What is required: Write out the material exactly, with the pictures left out.

The data:
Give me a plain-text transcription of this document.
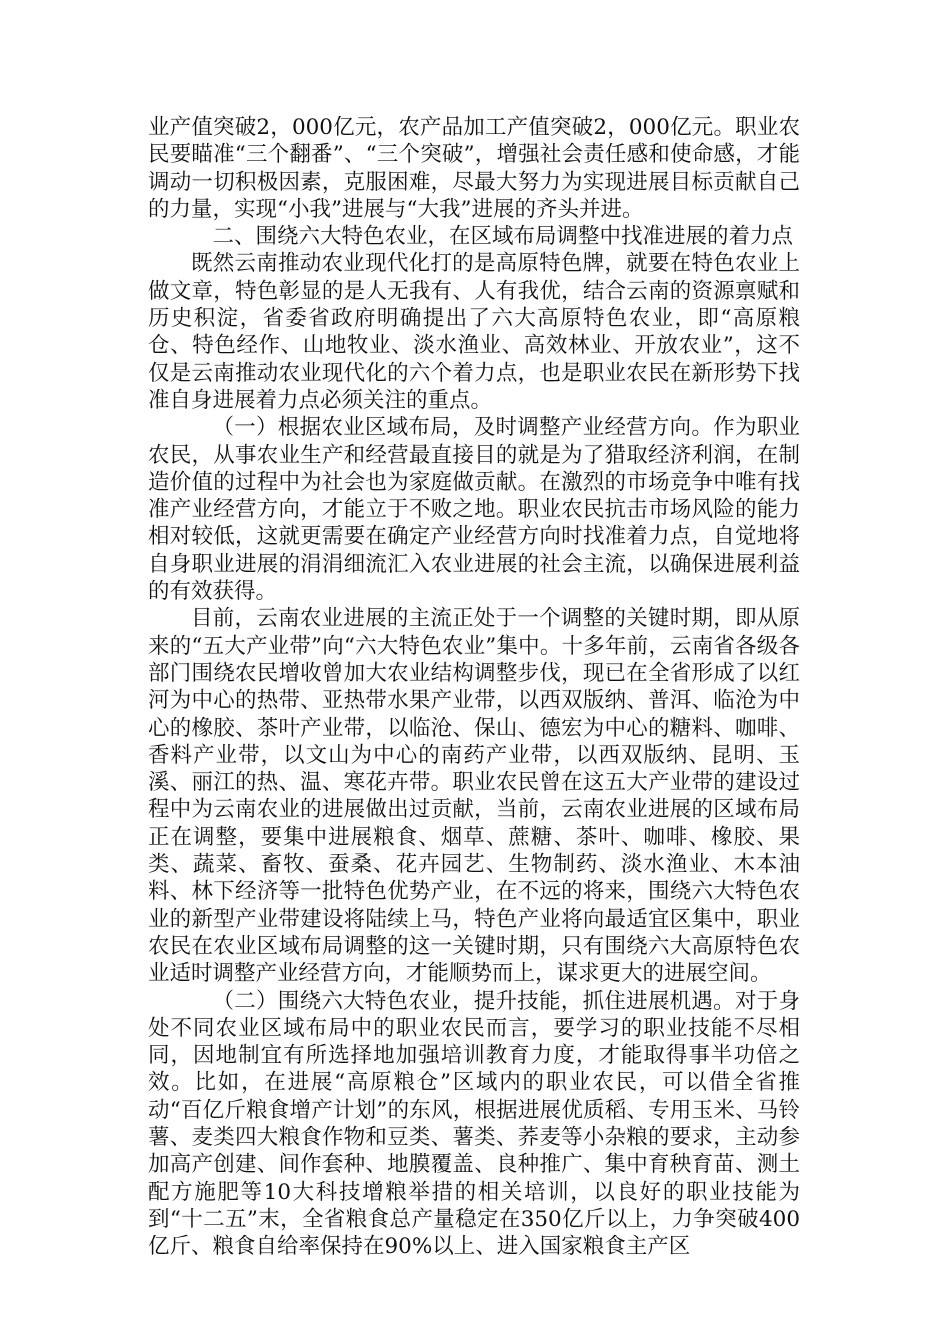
业产值突破2，000亿元，农产品加工产值突破2，000亿元。职业农民要瞄准“三个翻番”、“三个突破”，增强社会责任感和使命感，才能调动一切积极因素，克服困难，尽最大努力为实现进展目标贡献自己的力量，实现“小我”进展与“大我”进展的齐头并进。

二、围绕六大特色农业，在区域布局调整中找准进展的着力点

既然云南推动农业现代化打的是高原特色牌，就要在特色农业上做文章，特色彰显的是人无我有、人有我优，结合云南的资源禀赋和历史积淀，省委省政府明确提出了六大高原特色农业，即“高原粮仓、特色经作、山地牧业、淡水渔业、高效林业、开放农业”，这不仅是云南推动农业现代化的六个着力点，也是职业农民在新形势下找准自身进展着力点必须关注的重点。

（一）根据农业区域布局，及时调整产业经营方向。作为职业农民，从事农业生产和经营最直接目的就是为了猎取经济利润，在制造价值的过程中为社会也为家庭做贡献。在激烈的市场竞争中唯有找准产业经营方向，才能立于不败之地。职业农民抗击市场风险的能力相对较低，这就更需要在确定产业经营方向时找准着力点，自觉地将自身职业进展的涓涓细流汇入农业进展的社会主流，以确保进展利益的有效获得。

目前，云南农业进展的主流正处于一个调整的关键时期，即从原来的“五大产业带”向“六大特色农业”集中。十多年前，云南省各级各部门围绕农民增收曾加大农业结构调整步伐，现已在全省形成了以红河为中心的热带、亚热带水果产业带，以西双版纳、普洱、临沧为中心的橡胶、茶叶产业带，以临沧、保山、德宏为中心的糖料、咖啡、香料产业带，以文山为中心的南药产业带，以西双版纳、昆明、玉溪、丽江的热、温、寒花卉带。职业农民曾在这五大产业带的建设过程中为云南农业的进展做出过贡献，当前，云南农业进展的区域布局正在调整，要集中进展粮食、烟草、蔗糖、茶叶、咖啡、橡胶、果类、蔬菜、畜牧、蚕桑、花卉园艺、生物制药、淡水渔业、木本油料、林下经济等一批特色优势产业，在不远的将来，围绕六大特色农业的新型产业带建设将陆续上马，特色产业将向最适宜区集中，职业农民在农业区域布局调整的这一关键时期，只有围绕六大高原特色农业适时调整产业经营方向，才能顺势而上，谋求更大的进展空间。

（二）围绕六大特色农业，提升技能，抓住进展机遇。对于身处不同农业区域布局中的职业农民而言，要学习的职业技能不尽相同，因地制宜有所选择地加强培训教育力度，才能取得事半功倍之效。比如，在进展“高原粮仓”区域内的职业农民，可以借全省推动“百亿斤粮食增产计划”的东风，根据进展优质稻、专用玉米、马铃薯、麦类四大粮食作物和豆类、薯类、荞麦等小杂粮的要求，主动参加高产创建、间作套种、地膜覆盖、良种推广、集中育秧育苗、测土配方施肥等10大科技增粮举措的相关培训，以良好的职业技能为到“十二五”末，全省粮食总产量稳定在350亿斤以上，力争突破400亿斤、粮食自给率保持在90%以上、进入国家粮食主产区
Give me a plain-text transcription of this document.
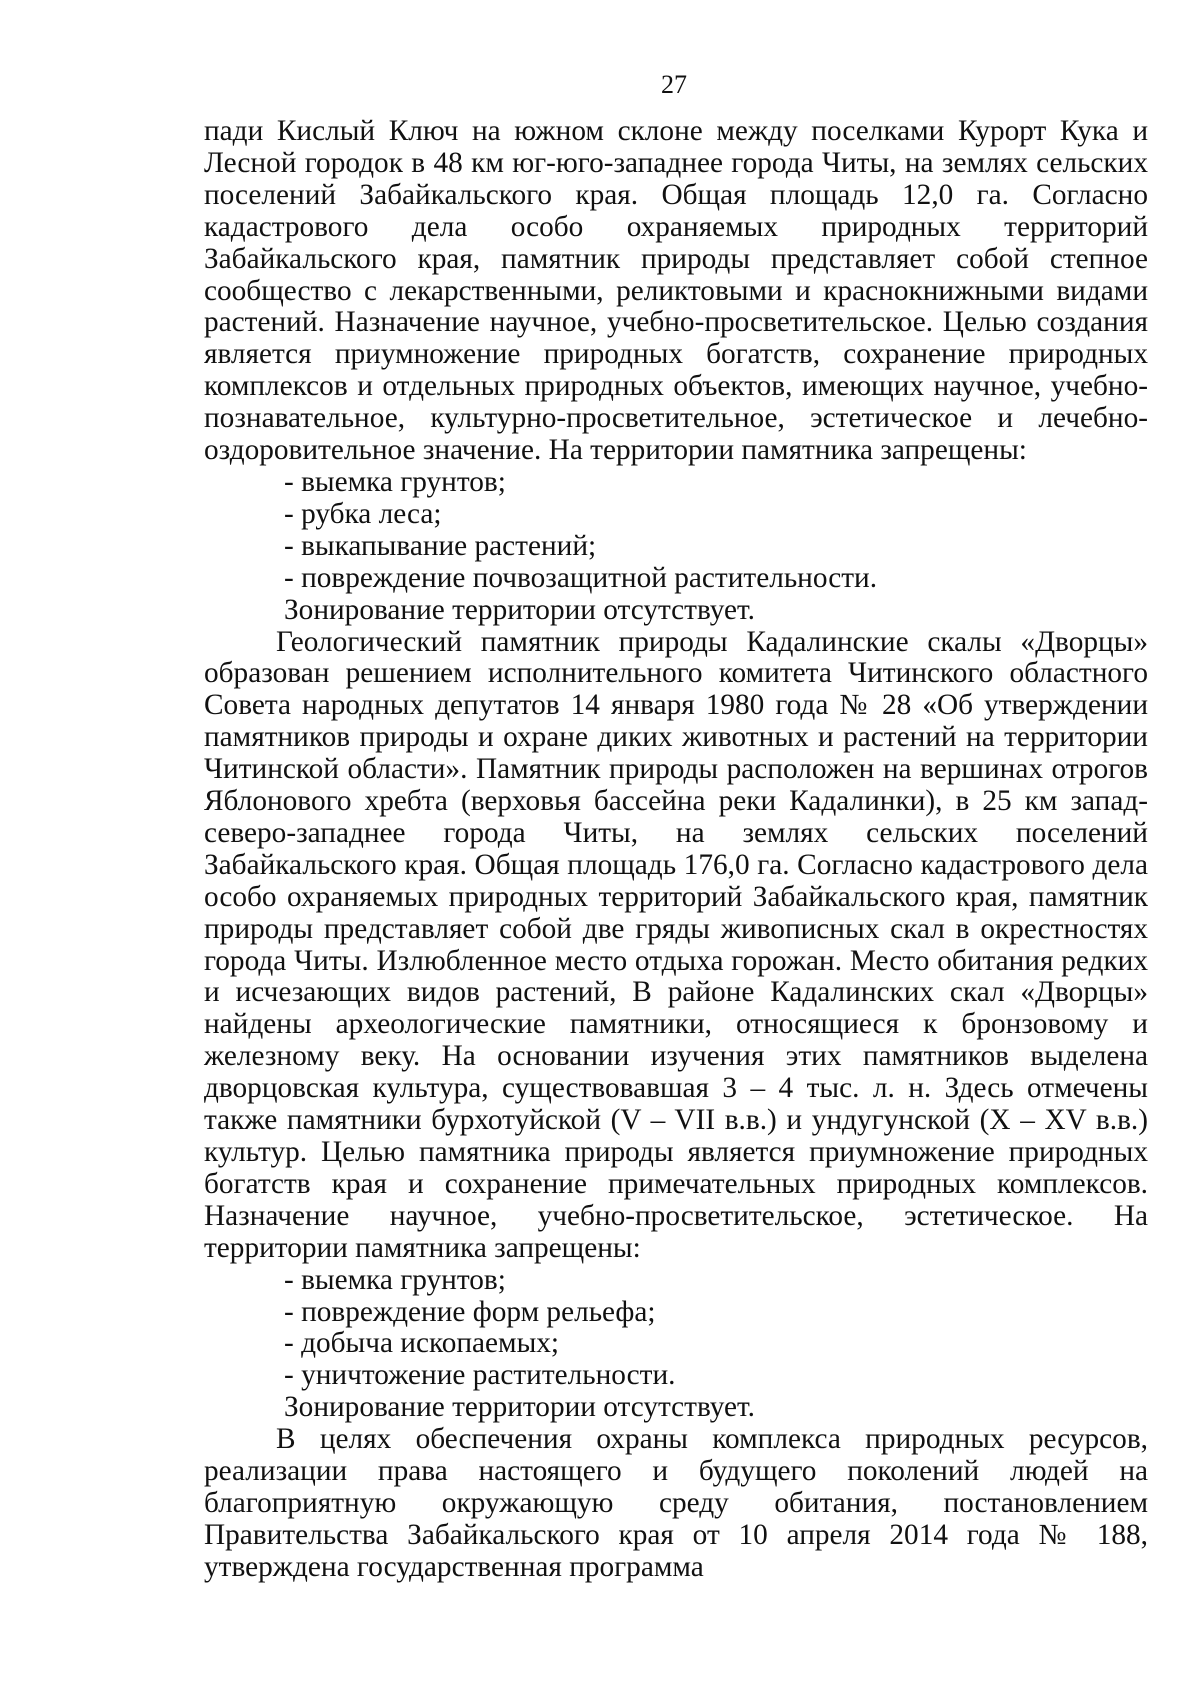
27

пади Кислый Ключ на южном склоне между поселками Курорт Кука и Лесной городок в 48 км юг-юго-западнее города Читы, на землях сельских поселений Забайкальского края. Общая площадь 12,0 га. Согласно кадастрового дела особо охраняемых природных территорий Забайкальского края, памятник природы представляет собой степное сообщество с лекарственными, реликтовыми и краснокнижными видами растений. Назначение научное, учебно-просветительское. Целью создания является приумножение природных богатств, сохранение природных комплексов и отдельных природных объектов, имеющих научное, учебно-познавательное, культурно-просветительное, эстетическое и лечебно-оздоровительное значение. На территории памятника запрещены:

- выемка грунтов;

- рубка леса;

- выкапывание растений;

- повреждение почвозащитной растительности.

Зонирование территории отсутствует.

Геологический памятник природы Кадалинские скалы «Дворцы» образован решением исполнительного комитета Читинского областного Совета народных депутатов 14 января 1980 года № 28 «Об утверждении памятников природы и охране диких животных и растений на территории Читинской области». Памятник природы расположен на вершинах отрогов Яблонового хребта (верховья бассейна реки Кадалинки), в 25 км запад-северо-западнее города Читы, на землях сельских поселений Забайкальского края. Общая площадь 176,0 га. Согласно кадастрового дела особо охраняемых природных территорий Забайкальского края, памятник природы представляет собой две гряды живописных скал в окрестностях города Читы. Излюбленное место отдыха горожан. Место обитания редких и исчезающих видов растений, В районе Кадалинских скал «Дворцы» найдены археологические памятники, относящиеся к бронзовому и железному веку. На основании изучения этих памятников выделена дворцовская культура, существовавшая 3 – 4 тыс. л. н. Здесь отмечены также памятники бурхотуйской (V – VII в.в.) и ундугунской (X – XV в.в.) культур. Целью памятника природы является приумножение природных богатств края и сохранение примечательных природных комплексов. Назначение научное, учебно-просветительское, эстетическое. На территории памятника запрещены:

- выемка грунтов;

- повреждение форм рельефа;

- добыча ископаемых;

- уничтожение растительности.

Зонирование территории отсутствует.

В целях обеспечения охраны комплекса природных ресурсов, реализации права настоящего и будущего поколений людей на благоприятную окружающую среду обитания, постановлением Правительства Забайкальского края от 10 апреля 2014 года № 188, утверждена государственная программа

Result of this exercise:
Give me a plain-text transcription of this document.
业产值突破2，000亿元，农产品加工产值突破2，000亿元。职业农民要瞄准“三个翻番”、“三个突破”，增强社会责任感和使命感，才能调动一切积极因素，克服困难，尽最大努力为实现进展目标贡献自己的力量，实现“小我”进展与“大我”进展的齐头并进。

二、围绕六大特色农业，在区域布局调整中找准进展的着力点

既然云南推动农业现代化打的是高原特色牌，就要在特色农业上做文章，特色彰显的是人无我有、人有我优，结合云南的资源禀赋和历史积淀，省委省政府明确提出了六大高原特色农业，即“高原粮仓、特色经作、山地牧业、淡水渔业、高效林业、开放农业”，这不仅是云南推动农业现代化的六个着力点，也是职业农民在新形势下找准自身进展着力点必须关注的重点。

（一）根据农业区域布局，及时调整产业经营方向。作为职业农民，从事农业生产和经营最直接目的就是为了猎取经济利润，在制造价值的过程中为社会也为家庭做贡献。在激烈的市场竞争中唯有找准产业经营方向，才能立于不败之地。职业农民抗击市场风险的能力相对较低，这就更需要在确定产业经营方向时找准着力点，自觉地将自身职业进展的涓涓细流汇入农业进展的社会主流，以确保进展利益的有效获得。

目前，云南农业进展的主流正处于一个调整的关键时期，即从原来的“五大产业带”向“六大特色农业”集中。十多年前，云南省各级各部门围绕农民增收曾加大农业结构调整步伐，现已在全省形成了以红河为中心的热带、亚热带水果产业带，以西双版纳、普洱、临沧为中心的橡胶、茶叶产业带，以临沧、保山、德宏为中心的糖料、咖啡、香料产业带，以文山为中心的南药产业带，以西双版纳、昆明、玉溪、丽江的热、温、寒花卉带。职业农民曾在这五大产业带的建设过程中为云南农业的进展做出过贡献，当前，云南农业进展的区域布局正在调整，要集中进展粮食、烟草、蔗糖、茶叶、咖啡、橡胶、果类、蔬菜、畜牧、蚕桑、花卉园艺、生物制药、淡水渔业、木本油料、林下经济等一批特色优势产业，在不远的将来，围绕六大特色农业的新型产业带建设将陆续上马，特色产业将向最适宜区集中，职业农民在农业区域布局调整的这一关键时期，只有围绕六大高原特色农业适时调整产业经营方向，才能顺势而上，谋求更大的进展空间。

（二）围绕六大特色农业，提升技能，抓住进展机遇。对于身处不同农业区域布局中的职业农民而言，要学习的职业技能不尽相同，因地制宜有所选择地加强培训教育力度，才能取得事半功倍之效。比如，在进展“高原粮仓”区域内的职业农民，可以借全省推动“百亿斤粮食增产计划”的东风，根据进展优质稻、专用玉米、马铃薯、麦类四大粮食作物和豆类、薯类、荞麦等小杂粮的要求，主动参加高产创建、间作套种、地膜覆盖、良种推广、集中育秧育苗、测土配方施肥等10大科技增粮举措的相关培训，以良好的职业技能为到“十二五”末，全省粮食总产量稳定在350亿斤以上，力争突破400亿斤、粮食自给率保持在90%以上、进入国家粮食主产区
Give me a plain-text transcription of this document.
27

пади Кислый Ключ на южном склоне между поселками Курорт Кука и Лесной городок в 48 км юг-юго-западнее города Читы, на землях сельских поселений Забайкальского края. Общая площадь 12,0 га. Согласно кадастрового дела особо охраняемых природных территорий Забайкальского края, памятник природы представляет собой степное сообщество с лекарственными, реликтовыми и краснокнижными видами растений. Назначение научное, учебно-просветительское. Целью создания является приумножение природных богатств, сохранение природных комплексов и отдельных природных объектов, имеющих научное, учебно-познавательное, культурно-просветительное, эстетическое и лечебно-оздоровительное значение. На территории памятника запрещены:

- выемка грунтов;

- рубка леса;

- выкапывание растений;

- повреждение почвозащитной растительности.

Зонирование территории отсутствует.

Геологический памятник природы Кадалинские скалы «Дворцы» образован решением исполнительного комитета Читинского областного Совета народных депутатов 14 января 1980 года № 28 «Об утверждении памятников природы и охране диких животных и растений на территории Читинской области». Памятник природы расположен на вершинах отрогов Яблонового хребта (верховья бассейна реки Кадалинки), в 25 км запад-северо-западнее города Читы, на землях сельских поселений Забайкальского края. Общая площадь 176,0 га. Согласно кадастрового дела особо охраняемых природных территорий Забайкальского края, памятник природы представляет собой две гряды живописных скал в окрестностях города Читы. Излюбленное место отдыха горожан. Место обитания редких и исчезающих видов растений, В районе Кадалинских скал «Дворцы» найдены археологические памятники, относящиеся к бронзовому и железному веку. На основании изучения этих памятников выделена дворцовская культура, существовавшая 3 – 4 тыс. л. н. Здесь отмечены также памятники бурхотуйской (V – VII в.в.) и ундугунской (X – XV в.в.) культур. Целью памятника природы является приумножение природных богатств края и сохранение примечательных природных комплексов. Назначение научное, учебно-просветительское, эстетическое. На территории памятника запрещены:

- выемка грунтов;

- повреждение форм рельефа;

- добыча ископаемых;

- уничтожение растительности.

Зонирование территории отсутствует.

В целях обеспечения охраны комплекса природных ресурсов, реализации права настоящего и будущего поколений людей на благоприятную окружающую среду обитания, постановлением Правительства Забайкальского края от 10 апреля 2014 года № 188, утверждена государственная программа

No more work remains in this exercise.